## DESCRIPTION OF THE TASK
Pull out from the material below all lines with "Računalniške".
╭─ EXTRACTED INFORMATION
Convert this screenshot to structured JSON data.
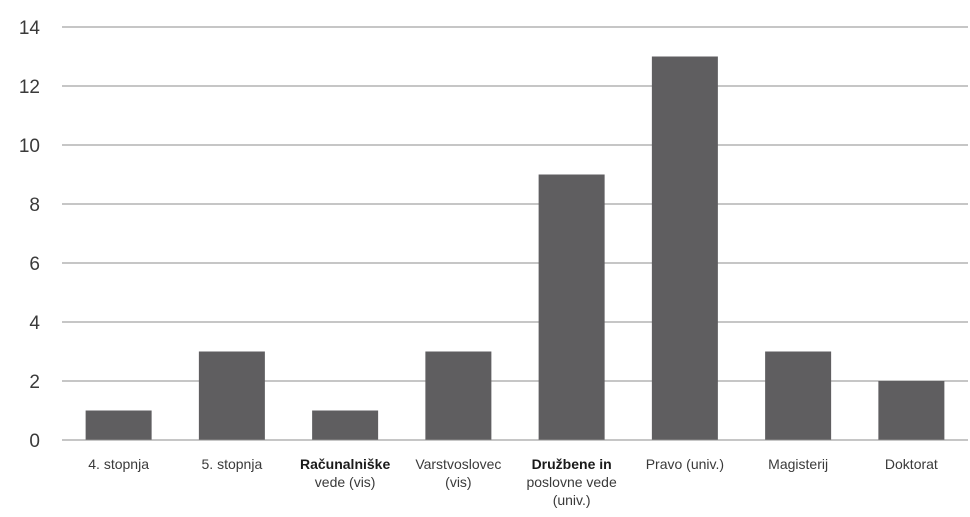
{
  "chart_data": {
    "type": "bar",
    "categories": [
      "4. stopnja",
      "5. stopnja",
      "Računalniške vede (vis)",
      "Varstvoslovec (vis)",
      "Družbene in poslovne vede (univ.)",
      "Pravo (univ.)",
      "Magisterij",
      "Doktorat"
    ],
    "category_label_lines": [
      [
        "4. stopnja"
      ],
      [
        "5. stopnja"
      ],
      [
        "Računalniške",
        "vede (vis)"
      ],
      [
        "Varstvoslovec",
        "(vis)"
      ],
      [
        "Družbene in",
        "poslovne vede",
        "(univ.)"
      ],
      [
        "Pravo (univ.)"
      ],
      [
        "Magisterij"
      ],
      [
        "Doktorat"
      ]
    ],
    "bold_first_line": [
      false,
      false,
      true,
      false,
      true,
      false,
      false,
      false
    ],
    "values": [
      1,
      3,
      1,
      3,
      9,
      13,
      3,
      2
    ],
    "yticks": [
      0,
      2,
      4,
      6,
      8,
      10,
      12,
      14
    ],
    "ylim": [
      0,
      14
    ],
    "grid": true,
    "legend": "none",
    "bar_color": "#5f5e60",
    "grid_color": "#8c8c8c"
  }
}
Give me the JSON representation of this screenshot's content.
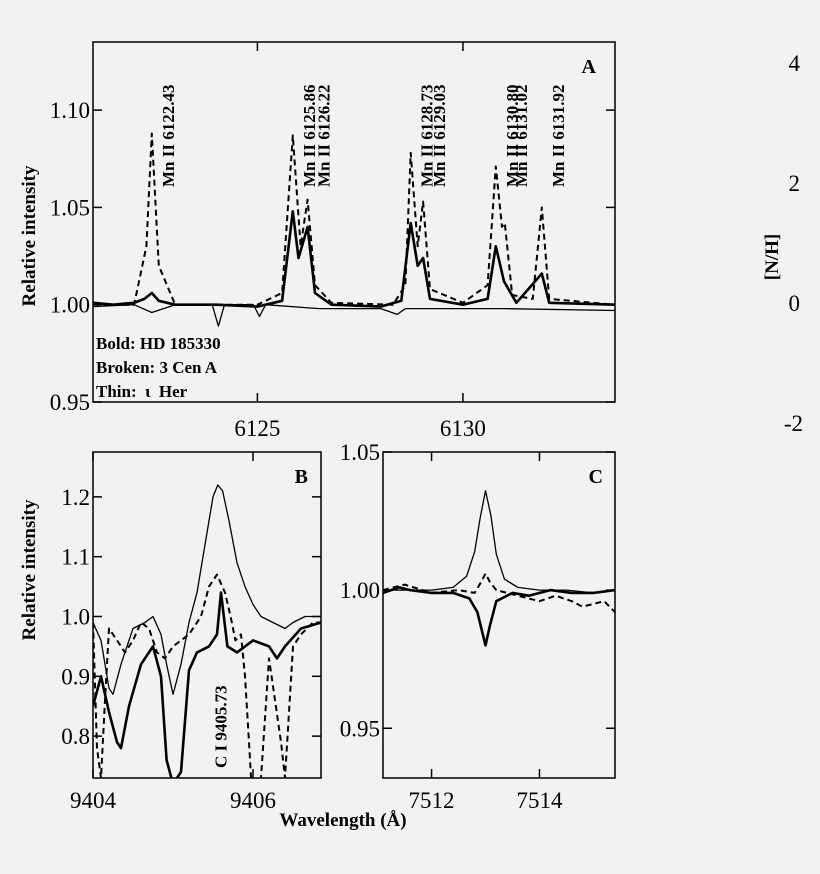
{
  "colors": {
    "background": "#f2f2f2",
    "ink": "#000000"
  },
  "chart_data": [
    {
      "type": "line",
      "panel_label": "A",
      "ylabel": "Relative intensity",
      "xlim": [
        6121,
        6133.7
      ],
      "ylim": [
        0.95,
        1.135
      ],
      "x_ticks": [
        6125,
        6130
      ],
      "y_ticks": [
        0.95,
        1.0,
        1.05,
        1.1
      ],
      "x_tick_labels": [
        "6125",
        "6130"
      ],
      "y_tick_labels": [
        "0.95",
        "1.00",
        "1.05",
        "1.10"
      ],
      "line_labels": [
        "Mn II 6122.43",
        "Mn II 6125.86",
        "Mn II 6126.22",
        "Mn II 6128.73",
        "Mn II 6129.03",
        "Mn II 6130.80",
        "Mn II 6131.02",
        "Mn II 6131.92"
      ],
      "line_label_positions": [
        6122.43,
        6125.86,
        6126.22,
        6128.73,
        6129.03,
        6130.8,
        6131.02,
        6131.92
      ],
      "legend": [
        "Bold: HD 185330",
        "Broken: 3 Cen A",
        "Thin:  ι  Her"
      ],
      "legend_position": "bottom-left",
      "series": [
        {
          "style": "bold",
          "points": [
            [
              6121,
              1.001
            ],
            [
              6121.5,
              1.0
            ],
            [
              6122.0,
              1.001
            ],
            [
              6122.25,
              1.003
            ],
            [
              6122.43,
              1.006
            ],
            [
              6122.6,
              1.002
            ],
            [
              6123.0,
              1.0
            ],
            [
              6124.0,
              1.0
            ],
            [
              6125.0,
              0.999
            ],
            [
              6125.6,
              1.002
            ],
            [
              6125.86,
              1.048
            ],
            [
              6126.0,
              1.024
            ],
            [
              6126.22,
              1.04
            ],
            [
              6126.4,
              1.006
            ],
            [
              6126.8,
              1.0
            ],
            [
              6128.0,
              0.999
            ],
            [
              6128.5,
              1.002
            ],
            [
              6128.73,
              1.042
            ],
            [
              6128.9,
              1.02
            ],
            [
              6129.03,
              1.024
            ],
            [
              6129.2,
              1.003
            ],
            [
              6130.0,
              1.0
            ],
            [
              6130.6,
              1.003
            ],
            [
              6130.8,
              1.03
            ],
            [
              6131.0,
              1.012
            ],
            [
              6131.3,
              1.001
            ],
            [
              6131.92,
              1.016
            ],
            [
              6132.1,
              1.001
            ],
            [
              6133.7,
              1.0
            ]
          ]
        },
        {
          "style": "dashed",
          "points": [
            [
              6121,
              1.0
            ],
            [
              6122.0,
              1.0
            ],
            [
              6122.3,
              1.03
            ],
            [
              6122.43,
              1.088
            ],
            [
              6122.6,
              1.02
            ],
            [
              6123.0,
              1.0
            ],
            [
              6125.0,
              1.0
            ],
            [
              6125.6,
              1.006
            ],
            [
              6125.86,
              1.087
            ],
            [
              6126.05,
              1.03
            ],
            [
              6126.22,
              1.054
            ],
            [
              6126.4,
              1.01
            ],
            [
              6126.8,
              1.001
            ],
            [
              6128.3,
              1.0
            ],
            [
              6128.6,
              1.01
            ],
            [
              6128.73,
              1.078
            ],
            [
              6128.9,
              1.03
            ],
            [
              6129.03,
              1.053
            ],
            [
              6129.2,
              1.008
            ],
            [
              6130.0,
              1.001
            ],
            [
              6130.6,
              1.01
            ],
            [
              6130.8,
              1.071
            ],
            [
              6130.95,
              1.04
            ],
            [
              6131.02,
              1.042
            ],
            [
              6131.2,
              1.005
            ],
            [
              6131.7,
              1.003
            ],
            [
              6131.92,
              1.05
            ],
            [
              6132.1,
              1.003
            ],
            [
              6133.7,
              1.0
            ]
          ]
        },
        {
          "style": "thin",
          "points": [
            [
              6121,
              0.999
            ],
            [
              6122.0,
              1.0
            ],
            [
              6122.43,
              0.996
            ],
            [
              6123.0,
              1.0
            ],
            [
              6123.9,
              1.0
            ],
            [
              6124.05,
              0.989
            ],
            [
              6124.2,
              1.0
            ],
            [
              6124.9,
              1.0
            ],
            [
              6125.05,
              0.994
            ],
            [
              6125.2,
              1.0
            ],
            [
              6126.5,
              0.998
            ],
            [
              6128.0,
              0.998
            ],
            [
              6128.4,
              0.995
            ],
            [
              6128.6,
              0.998
            ],
            [
              6130.0,
              0.998
            ],
            [
              6131.0,
              0.998
            ],
            [
              6133.7,
              0.997
            ]
          ]
        }
      ]
    },
    {
      "type": "line",
      "panel_label": "B",
      "ylabel": "Relative intensity",
      "xlim": [
        9404,
        9406.85
      ],
      "ylim": [
        0.73,
        1.275
      ],
      "x_ticks": [
        9404,
        9406
      ],
      "y_ticks": [
        0.8,
        0.9,
        1.0,
        1.1,
        1.2
      ],
      "x_tick_labels": [
        "9404",
        "9406"
      ],
      "y_tick_labels": [
        "0.8",
        "0.9",
        "1.0",
        "1.1",
        "1.2"
      ],
      "annotation": "C I 9405.73",
      "annotation_x": 9405.73,
      "series": [
        {
          "style": "bold",
          "points": [
            [
              9404.0,
              0.85
            ],
            [
              9404.1,
              0.9
            ],
            [
              9404.2,
              0.84
            ],
            [
              9404.3,
              0.79
            ],
            [
              9404.35,
              0.78
            ],
            [
              9404.45,
              0.85
            ],
            [
              9404.6,
              0.92
            ],
            [
              9404.75,
              0.95
            ],
            [
              9404.85,
              0.9
            ],
            [
              9404.92,
              0.76
            ],
            [
              9405.0,
              0.72
            ],
            [
              9405.1,
              0.74
            ],
            [
              9405.2,
              0.91
            ],
            [
              9405.3,
              0.94
            ],
            [
              9405.45,
              0.95
            ],
            [
              9405.55,
              0.97
            ],
            [
              9405.6,
              1.04
            ],
            [
              9405.68,
              0.95
            ],
            [
              9405.8,
              0.94
            ],
            [
              9406.0,
              0.96
            ],
            [
              9406.2,
              0.95
            ],
            [
              9406.3,
              0.93
            ],
            [
              9406.4,
              0.95
            ],
            [
              9406.6,
              0.98
            ],
            [
              9406.85,
              0.99
            ]
          ]
        },
        {
          "style": "dashed",
          "points": [
            [
              9404.0,
              0.99
            ],
            [
              9404.05,
              0.78
            ],
            [
              9404.1,
              0.73
            ],
            [
              9404.15,
              0.86
            ],
            [
              9404.2,
              0.98
            ],
            [
              9404.3,
              0.96
            ],
            [
              9404.4,
              0.94
            ],
            [
              9404.5,
              0.96
            ],
            [
              9404.6,
              0.99
            ],
            [
              9404.7,
              0.98
            ],
            [
              9404.8,
              0.94
            ],
            [
              9404.9,
              0.93
            ],
            [
              9405.0,
              0.95
            ],
            [
              9405.2,
              0.97
            ],
            [
              9405.35,
              1.0
            ],
            [
              9405.45,
              1.05
            ],
            [
              9405.55,
              1.07
            ],
            [
              9405.65,
              1.04
            ],
            [
              9405.72,
              1.0
            ],
            [
              9405.78,
              0.96
            ],
            [
              9405.85,
              0.97
            ],
            [
              9405.9,
              0.9
            ],
            [
              9405.95,
              0.79
            ],
            [
              9405.98,
              0.72
            ],
            [
              9406.1,
              0.73
            ],
            [
              9406.2,
              0.93
            ],
            [
              9406.35,
              0.79
            ],
            [
              9406.4,
              0.73
            ],
            [
              9406.5,
              0.95
            ],
            [
              9406.6,
              0.97
            ],
            [
              9406.75,
              0.99
            ],
            [
              9406.85,
              0.99
            ]
          ]
        },
        {
          "style": "thin",
          "points": [
            [
              9404.0,
              0.99
            ],
            [
              9404.1,
              0.96
            ],
            [
              9404.2,
              0.88
            ],
            [
              9404.25,
              0.87
            ],
            [
              9404.35,
              0.92
            ],
            [
              9404.5,
              0.98
            ],
            [
              9404.65,
              0.99
            ],
            [
              9404.75,
              1.0
            ],
            [
              9404.85,
              0.97
            ],
            [
              9404.92,
              0.92
            ],
            [
              9405.0,
              0.87
            ],
            [
              9405.1,
              0.92
            ],
            [
              9405.2,
              0.99
            ],
            [
              9405.3,
              1.04
            ],
            [
              9405.4,
              1.12
            ],
            [
              9405.5,
              1.2
            ],
            [
              9405.56,
              1.22
            ],
            [
              9405.62,
              1.21
            ],
            [
              9405.7,
              1.16
            ],
            [
              9405.8,
              1.09
            ],
            [
              9405.9,
              1.05
            ],
            [
              9406.0,
              1.02
            ],
            [
              9406.1,
              1.0
            ],
            [
              9406.25,
              0.99
            ],
            [
              9406.4,
              0.98
            ],
            [
              9406.5,
              0.99
            ],
            [
              9406.65,
              1.0
            ],
            [
              9406.85,
              1.0
            ]
          ]
        }
      ]
    },
    {
      "type": "line",
      "panel_label": "C",
      "xlim": [
        7511.1,
        7515.4
      ],
      "ylim": [
        0.932,
        1.05
      ],
      "x_ticks": [
        7512,
        7514
      ],
      "y_ticks": [
        0.95,
        1.0,
        1.05
      ],
      "x_tick_labels": [
        "7512",
        "7514"
      ],
      "y_tick_labels": [
        "0.95",
        "1.00",
        "1.05"
      ],
      "xlabel": "Wavelength (Å)",
      "series": [
        {
          "style": "bold",
          "points": [
            [
              7511.1,
              0.999
            ],
            [
              7511.4,
              1.001
            ],
            [
              7511.6,
              1.0
            ],
            [
              7512.0,
              0.999
            ],
            [
              7512.4,
              0.999
            ],
            [
              7512.7,
              0.997
            ],
            [
              7512.85,
              0.992
            ],
            [
              7512.95,
              0.984
            ],
            [
              7513.0,
              0.98
            ],
            [
              7513.08,
              0.987
            ],
            [
              7513.2,
              0.996
            ],
            [
              7513.5,
              0.999
            ],
            [
              7513.8,
              0.998
            ],
            [
              7514.2,
              1.0
            ],
            [
              7514.6,
              0.999
            ],
            [
              7515.0,
              0.999
            ],
            [
              7515.4,
              1.0
            ]
          ]
        },
        {
          "style": "dashed",
          "points": [
            [
              7511.1,
              1.0
            ],
            [
              7511.5,
              1.002
            ],
            [
              7512.0,
              0.999
            ],
            [
              7512.5,
              1.0
            ],
            [
              7512.8,
              0.999
            ],
            [
              7512.92,
              1.003
            ],
            [
              7513.0,
              1.006
            ],
            [
              7513.08,
              1.003
            ],
            [
              7513.2,
              1.0
            ],
            [
              7513.6,
              0.998
            ],
            [
              7514.0,
              0.996
            ],
            [
              7514.3,
              0.998
            ],
            [
              7514.6,
              0.996
            ],
            [
              7514.8,
              0.994
            ],
            [
              7515.0,
              0.995
            ],
            [
              7515.2,
              0.996
            ],
            [
              7515.4,
              0.992
            ]
          ]
        },
        {
          "style": "thin",
          "points": [
            [
              7511.1,
              1.0
            ],
            [
              7511.5,
              1.0
            ],
            [
              7512.0,
              1.0
            ],
            [
              7512.4,
              1.001
            ],
            [
              7512.65,
              1.005
            ],
            [
              7512.8,
              1.014
            ],
            [
              7512.9,
              1.026
            ],
            [
              7513.0,
              1.036
            ],
            [
              7513.1,
              1.027
            ],
            [
              7513.2,
              1.013
            ],
            [
              7513.35,
              1.004
            ],
            [
              7513.6,
              1.001
            ],
            [
              7514.0,
              1.0
            ],
            [
              7514.5,
              1.0
            ],
            [
              7515.0,
              0.999
            ],
            [
              7515.4,
              1.0
            ]
          ]
        }
      ]
    },
    {
      "type": "scatter",
      "panel_label": "",
      "ylabel": "[N/H]",
      "y_tick_labels": [
        "4",
        "2",
        "0",
        "-2"
      ],
      "note": "cropped neighbouring panel at right edge; only y tick labels and axis label visible"
    }
  ]
}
╰─
## OUTPUT
      "Računalniške vede (vis)",
        "Računalniške",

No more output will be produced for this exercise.